Data –
+ + + + +
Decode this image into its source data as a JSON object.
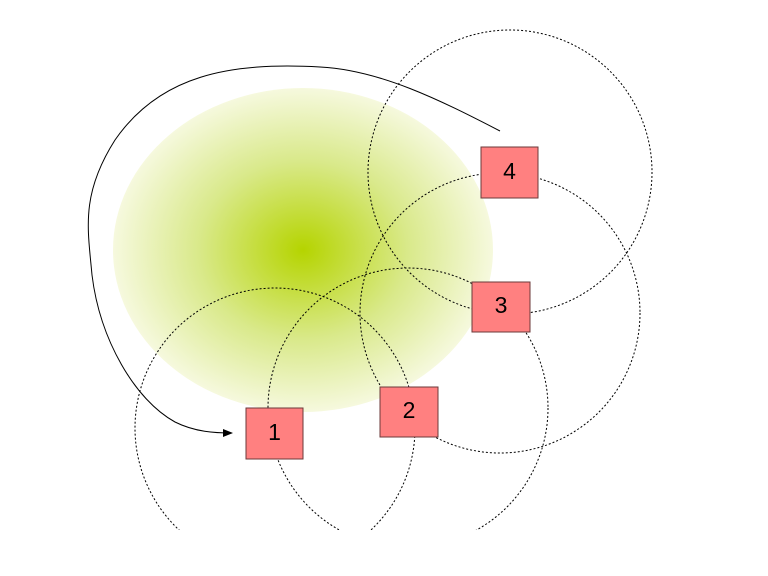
{
  "colors": {
    "background": "#ffffff",
    "node_fill": "#ff8080",
    "node_stroke": "#6b3a3a",
    "glow_center": "#b5d400",
    "glow_edge": "#f6f9de",
    "circle_stroke": "#000000",
    "arrow_stroke": "#000000"
  },
  "nodes": [
    {
      "id": "1",
      "label": "1"
    },
    {
      "id": "2",
      "label": "2"
    },
    {
      "id": "3",
      "label": "3"
    },
    {
      "id": "4",
      "label": "4"
    }
  ],
  "range_circles": [
    "1",
    "2",
    "3",
    "4"
  ],
  "arrow": {
    "from": "4",
    "to": "1",
    "icon": "curved-arrow"
  },
  "highlight": {
    "shape": "radial-glow",
    "icon": "green-glow"
  }
}
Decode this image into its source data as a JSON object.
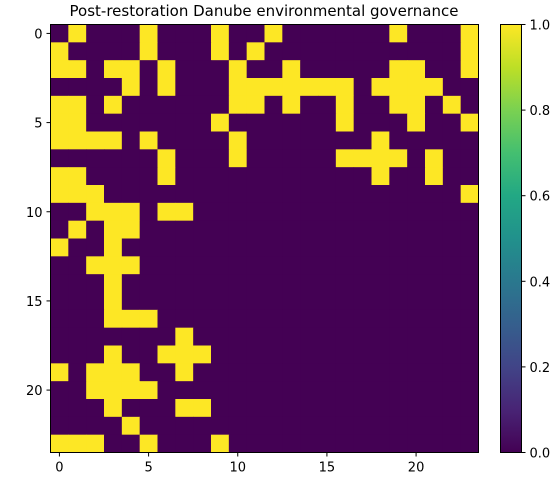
+ + + + +
Exercise –
Omit the images and transcribe all of the records above word for word.

Solution for this exercise –
Decode this image into its source data as a JSON object.
{
  "colors": {
    "background": "#ffffff",
    "node_fill": "#ff8080",
    "node_stroke": "#6b3a3a",
    "glow_center": "#b5d400",
    "glow_edge": "#f6f9de",
    "circle_stroke": "#000000",
    "arrow_stroke": "#000000"
  },
  "nodes": [
    {
      "id": "1",
      "label": "1"
    },
    {
      "id": "2",
      "label": "2"
    },
    {
      "id": "3",
      "label": "3"
    },
    {
      "id": "4",
      "label": "4"
    }
  ],
  "range_circles": [
    "1",
    "2",
    "3",
    "4"
  ],
  "arrow": {
    "from": "4",
    "to": "1",
    "icon": "curved-arrow"
  },
  "highlight": {
    "shape": "radial-glow",
    "icon": "green-glow"
  }
}
Decode this image into its source data as a JSON object.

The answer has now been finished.